Raw records:
** BEGIN **
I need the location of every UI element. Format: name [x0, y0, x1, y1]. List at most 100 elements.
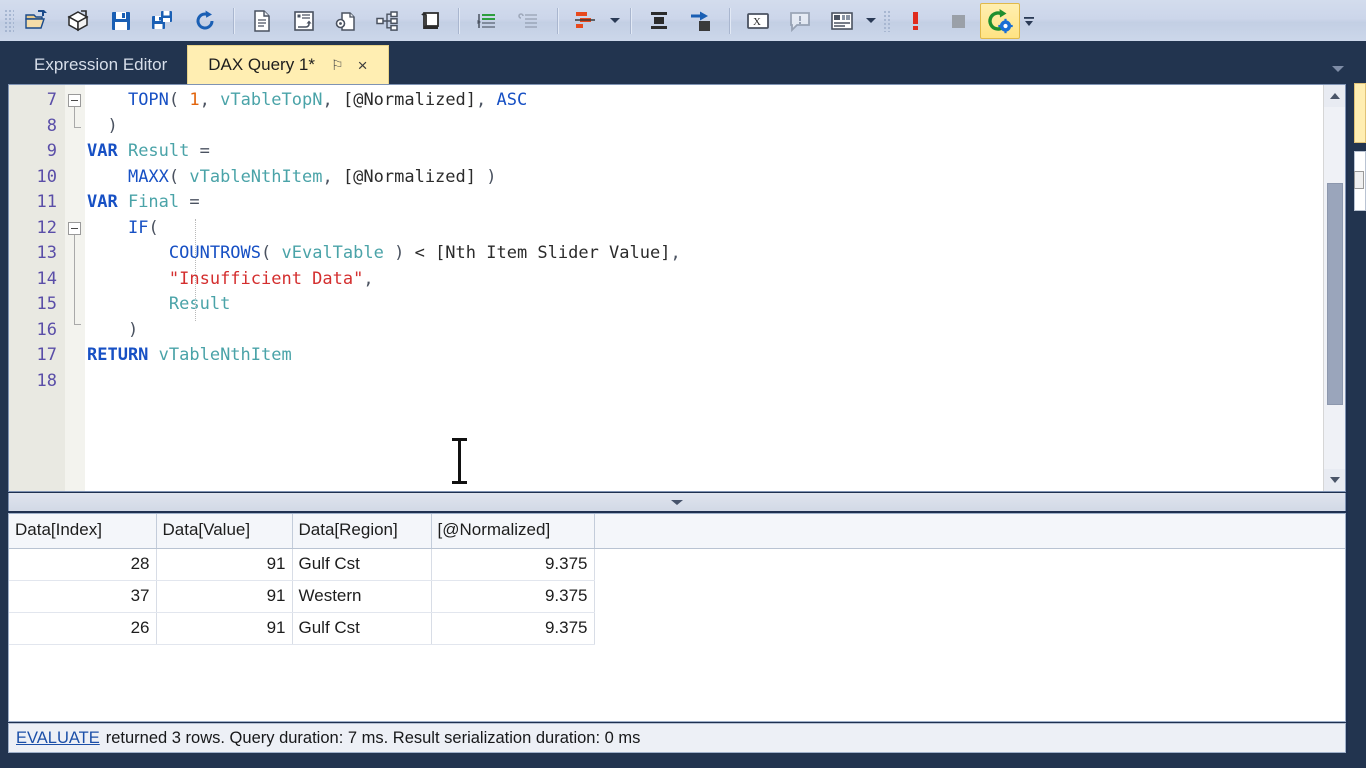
scroll-up-button[interactable]: [1324, 85, 1345, 107]
line-number: 18: [36, 370, 57, 391]
code-line[interactable]: IF(: [85, 216, 1345, 242]
code-token: (: [168, 90, 190, 110]
table-row[interactable]: 26 91 Gulf Cst 9.375: [9, 612, 1345, 645]
column-header-value[interactable]: Data[Value]: [156, 514, 293, 549]
toolbar-separator: [630, 7, 631, 34]
toolbar-separator: [458, 7, 459, 34]
code-token: ,: [322, 90, 343, 110]
toolbar-grip[interactable]: [4, 8, 14, 33]
code-token: (: [148, 217, 159, 238]
table-cell[interactable]: 26: [9, 612, 157, 645]
results-pane-splitter[interactable]: [8, 493, 1346, 511]
column-header-region[interactable]: Data[Region]: [292, 514, 432, 549]
code-line[interactable]: MAXX( vTableNthItem, [@Normalized] ): [85, 165, 1345, 191]
table-cell[interactable]: 91: [156, 612, 293, 645]
output-target-icon[interactable]: [822, 3, 862, 39]
table-cell[interactable]: [594, 580, 1345, 612]
code-token: (: [261, 243, 282, 263]
toolbar-overflow-grip[interactable]: [883, 9, 891, 32]
table-row[interactable]: 28 91 Gulf Cst 9.375: [9, 548, 1345, 581]
line-number: 16: [36, 319, 57, 340]
tab-dax-query-1[interactable]: DAX Query 1* ⚐ ×: [187, 45, 389, 84]
editor-code-surface[interactable]: TOPN( 1, vTableTopN, [@Normalized], ASC …: [85, 85, 1345, 491]
table-cell[interactable]: 91: [156, 580, 293, 613]
scroll-down-button[interactable]: [1324, 469, 1345, 491]
save-as-icon[interactable]: [143, 3, 183, 39]
run-query-dropdown-arrow[interactable]: [607, 4, 623, 38]
chevron-down-icon[interactable]: [671, 499, 683, 505]
format-query-icon[interactable]: [410, 3, 450, 39]
code-token: =: [179, 192, 200, 212]
run-settings-icon[interactable]: [980, 2, 1020, 39]
output-grid-icon[interactable]: X: [738, 3, 778, 39]
code-line[interactable]: TOPN( 1, vTableTopN, [@Normalized], ASC: [85, 88, 1345, 114]
code-line[interactable]: RETURN vTableNthItem: [85, 343, 1345, 369]
table-cell[interactable]: [594, 612, 1345, 644]
table-cell[interactable]: Western: [292, 580, 432, 613]
output-static-icon[interactable]: [780, 3, 820, 39]
run-clear-cache-icon[interactable]: [681, 3, 721, 39]
column-header-normalized[interactable]: [@Normalized]: [431, 514, 595, 549]
code-line[interactable]: "Insufficient Data",: [85, 267, 1345, 293]
comment-icon[interactable]: [467, 3, 507, 39]
code-token: COUNTROWS: [168, 243, 262, 263]
table-cell[interactable]: 9.375: [431, 612, 595, 645]
clear-cache-icon[interactable]: [639, 3, 679, 39]
output-file-icon[interactable]: [326, 3, 366, 39]
fold-toggle-line-7[interactable]: [68, 94, 81, 107]
output-target-dropdown-arrow[interactable]: [863, 4, 879, 38]
code-token: ,: [363, 268, 374, 289]
stop-square-icon[interactable]: [938, 3, 978, 39]
query-builder-icon[interactable]: [284, 3, 324, 39]
code-line[interactable]: Result: [85, 292, 1345, 318]
table-cell[interactable]: Gulf Cst: [292, 548, 432, 581]
code-line[interactable]: COUNTROWS( vEvalTable ) < [Nth Item Slid…: [85, 241, 1345, 267]
code-line[interactable]: ): [85, 318, 1345, 344]
fold-toggle-line-12[interactable]: [68, 222, 81, 235]
save-icon[interactable]: [101, 3, 141, 39]
dax-code-editor[interactable]: 7 8 9 10 11 12 13 14 15 16 17 18 TOPN( 1, vTableTop…: [8, 84, 1346, 492]
line-number: 9: [46, 141, 57, 161]
document-tab-strip: Expression Editor DAX Query 1* ⚐ ×: [0, 41, 1366, 84]
triangle-up-icon: [1330, 93, 1340, 99]
code-token: [@Normalized]: [342, 90, 477, 110]
toolbar-separator: [729, 7, 730, 34]
scrollbar-track[interactable]: [1324, 107, 1345, 469]
open-file-icon[interactable]: [17, 3, 57, 39]
stop-query-icon[interactable]: [896, 3, 936, 39]
editor-vertical-scrollbar[interactable]: [1323, 85, 1345, 491]
column-header-index[interactable]: Data[Index]: [9, 514, 157, 549]
table-row[interactable]: 37 91 Western 9.375: [9, 580, 1345, 613]
evaluate-link[interactable]: EVALUATE: [16, 729, 100, 748]
table-cell[interactable]: 37: [9, 580, 157, 613]
code-token: VAR: [87, 141, 128, 161]
tab-expression-editor[interactable]: Expression Editor: [14, 45, 188, 84]
open-model-icon[interactable]: [59, 3, 99, 39]
uncomment-icon[interactable]: [509, 3, 549, 39]
table-cell[interactable]: 28: [9, 548, 157, 581]
scrollbar-thumb[interactable]: [1327, 183, 1343, 405]
editor-fold-margin[interactable]: [65, 85, 85, 491]
refresh-icon[interactable]: [185, 3, 225, 39]
code-token: ASC: [496, 90, 528, 110]
table-cell[interactable]: 91: [156, 548, 293, 581]
table-cell[interactable]: 9.375: [431, 548, 595, 581]
define-measures-icon[interactable]: [368, 3, 408, 39]
line-number: 11: [36, 192, 57, 212]
code-token: ,: [670, 243, 681, 263]
table-cell[interactable]: Gulf Cst: [292, 612, 432, 645]
code-line[interactable]: VAR Final =: [85, 190, 1345, 216]
code-line[interactable]: ): [85, 114, 1345, 140]
pin-tab-icon[interactable]: ⚐: [331, 58, 344, 72]
new-query-icon[interactable]: [242, 3, 282, 39]
close-tab-icon[interactable]: ×: [358, 57, 368, 74]
table-cell[interactable]: 9.375: [431, 580, 595, 613]
code-line[interactable]: [85, 369, 1345, 395]
code-line[interactable]: VAR Result =: [85, 139, 1345, 165]
table-cell[interactable]: [594, 548, 1345, 580]
run-query-icon[interactable]: [566, 3, 606, 39]
run-settings-dropdown-arrow[interactable]: [1021, 4, 1037, 38]
tab-overflow-dropdown[interactable]: [1332, 66, 1344, 72]
query-results-grid[interactable]: Data[Index] Data[Value] Data[Region] [@N…: [8, 513, 1346, 722]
** END **
TASK GOAL | Can you put every line of the records above into a JSON list of strings, one string per line, with blank lines skipped and the pictures left out?

SOLUTION FOR THIS PROBLEM |
[
  "I need the location of every UI element. Format: name [x0, y0, x1, y1]. List at most 100 elements.",
  "scroll-up-button[interactable]: [1324, 85, 1345, 107]",
  "line-number: 18: [36, 370, 57, 391]",
  "code-line[interactable]: IF(: [85, 216, 1345, 242]",
  "code-token: (: [168, 90, 190, 110]",
  "table-row[interactable]: 26 91 Gulf Cst 9.375: [9, 612, 1345, 645]",
  "column-header-value[interactable]: Data[Value]: [156, 514, 293, 549]",
  "toolbar-separator: [630, 7, 631, 34]",
  "toolbar-separator: [458, 7, 459, 34]",
  "code-token: ,: [322, 90, 343, 110]",
  "toolbar-grip[interactable]: [4, 8, 14, 33]",
  "code-token: (: [148, 217, 159, 238]",
  "table-cell[interactable]: 26: [9, 612, 157, 645]",
  "results-pane-splitter[interactable]: [8, 493, 1346, 511]",
  "column-header-region[interactable]: Data[Region]: [292, 514, 432, 549]",
  "code-line[interactable]: MAXX( vTableNthItem, [@Normalized] ): [85, 165, 1345, 191]",
  "table-cell[interactable]: 91: [156, 612, 293, 645]",
  "output-target-icon[interactable]: [822, 3, 862, 39]",
  "table-cell[interactable]: [594, 580, 1345, 612]",
  "code-token: (: [261, 243, 282, 263]",
  "toolbar-overflow-grip[interactable]: [883, 9, 891, 32]",
  "table-row[interactable]: 28 91 Gulf Cst 9.375: [9, 548, 1345, 581]",
  "line-number: 16: [36, 319, 57, 340]",
  "tab-dax-query-1[interactable]: DAX Query 1* ⚐ ×: [187, 45, 389, 84]",
  "editor-code-surface[interactable]: TOPN( 1, vTableTopN, [@Normalized], ASC …: [85, 85, 1345, 491]",
  "table-cell[interactable]: 91: [156, 580, 293, 613]",
  "scroll-down-button[interactable]: [1324, 469, 1345, 491]",
  "save-as-icon[interactable]: [143, 3, 183, 39]",
  "run-query-dropdown-arrow[interactable]: [607, 4, 623, 38]",
  "chevron-down-icon[interactable]: [671, 499, 683, 505]",
  "format-query-icon[interactable]: [410, 3, 450, 39]",
  "code-token: =: [179, 192, 200, 212]",
  "run-settings-icon[interactable]: [980, 2, 1020, 39]",
  "output-grid-icon[interactable]: X: [738, 3, 778, 39]",
  "code-line[interactable]: TOPN( 1, vTableTopN, [@Normalized], ASC: [85, 88, 1345, 114]",
  "code-line[interactable]: RETURN vTableNthItem: [85, 343, 1345, 369]",
  "table-cell[interactable]: [594, 612, 1345, 644]",
  "table-cell[interactable]: Western: [292, 580, 432, 613]",
  "output-static-icon[interactable]: [780, 3, 820, 39]",
  "run-clear-cache-icon[interactable]: [681, 3, 721, 39]",
  "column-header-normalized[interactable]: [@Normalized]: [431, 514, 595, 549]",
  "code-line[interactable]: \"Insufficient Data\",: [85, 267, 1345, 293]",
  "comment-icon[interactable]: [467, 3, 507, 39]",
  "code-token: COUNTROWS: [168, 243, 262, 263]",
  "table-cell[interactable]: 9.375: [431, 612, 595, 645]",
  "clear-cache-icon[interactable]: [639, 3, 679, 39]",
  "output-file-icon[interactable]: [326, 3, 366, 39]",
  "fold-toggle-line-7[interactable]: [68, 94, 81, 107]",
  "output-target-dropdown-arrow[interactable]: [863, 4, 879, 38]",
  "code-token: ,: [363, 268, 374, 289]",
  "stop-square-icon[interactable]: [938, 3, 978, 39]",
  "query-builder-icon[interactable]: [284, 3, 324, 39]",
  "code-line[interactable]: Result: [85, 292, 1345, 318]",
  "table-cell[interactable]: Gulf Cst: [292, 548, 432, 581]",
  "code-line[interactable]: COUNTROWS( vEvalTable ) < [Nth Item Slid…: [85, 241, 1345, 267]",
  "code-line[interactable]: ): [85, 318, 1345, 344]",
  "fold-toggle-line-12[interactable]: [68, 222, 81, 235]",
  "save-icon[interactable]: [101, 3, 141, 39]",
  "dax-code-editor[interactable]: 7 8 9 10 11 12 13 14 15 16 17 18 TOPN( 1, vTableTop…: [8, 84, 1346, 492]",
  "line-number: 9: [46, 141, 57, 161]",
  "document-tab-strip: Expression Editor DAX Query 1* ⚐ ×: [0, 41, 1366, 84]",
  "triangle-up-icon: [1330, 93, 1340, 99]",
  "code-token: [@Normalized]: [342, 90, 477, 110]",
  "toolbar-separator: [729, 7, 730, 34]",
  "scrollbar-track[interactable]: [1324, 107, 1345, 469]",
  "open-file-icon[interactable]: [17, 3, 57, 39]",
  "stop-query-icon[interactable]: [896, 3, 936, 39]",
  "editor-vertical-scrollbar[interactable]: [1323, 85, 1345, 491]",
  "column-header-index[interactable]: Data[Index]: [9, 514, 157, 549]",
  "table-row[interactable]: 37 91 Western 9.375: [9, 580, 1345, 613]",
  "evaluate-link[interactable]: EVALUATE: [16, 729, 100, 748]",
  "table-cell[interactable]: 37: [9, 580, 157, 613]",
  "code-token: VAR: [87, 141, 128, 161]",
  "tab-expression-editor[interactable]: Expression Editor: [14, 45, 188, 84]",
  "open-model-icon[interactable]: [59, 3, 99, 39]",
  "uncomment-icon[interactable]: [509, 3, 549, 39]",
  "table-cell[interactable]: 28: [9, 548, 157, 581]",
  "scrollbar-thumb[interactable]: [1327, 183, 1343, 405]",
  "editor-fold-margin[interactable]: [65, 85, 85, 491]",
  "refresh-icon[interactable]: [185, 3, 225, 39]",
  "code-token: ASC: [496, 90, 528, 110]",
  "table-cell[interactable]: 91: [156, 548, 293, 581]",
  "table-cell[interactable]: 9.375: [431, 548, 595, 581]",
  "define-measures-icon[interactable]: [368, 3, 408, 39]",
  "line-number: 11: [36, 192, 57, 212]",
  "code-token: ,: [670, 243, 681, 263]",
  "table-cell[interactable]: Gulf Cst: [292, 612, 432, 645]",
  "code-line[interactable]: VAR Final =: [85, 190, 1345, 216]",
  "code-line[interactable]: ): [85, 114, 1345, 140]",
  "pin-tab-icon[interactable]: ⚐: [331, 58, 344, 72]",
  "new-query-icon[interactable]: [242, 3, 282, 39]",
  "close-tab-icon[interactable]: ×: [358, 57, 368, 74]",
  "table-cell[interactable]: 9.375: [431, 580, 595, 613]",
  "code-line[interactable]: [85, 369, 1345, 395]",
  "code-line[interactable]: VAR Result =: [85, 139, 1345, 165]",
  "table-cell[interactable]: [594, 548, 1345, 580]",
  "run-query-icon[interactable]: [566, 3, 606, 39]",
  "run-settings-dropdown-arrow[interactable]: [1021, 4, 1037, 38]",
  "tab-overflow-dropdown[interactable]: [1332, 66, 1344, 72]",
  "query-results-grid[interactable]: Data[Index] Data[Value] Data[Region] [@N…: [8, 513, 1346, 722]"
]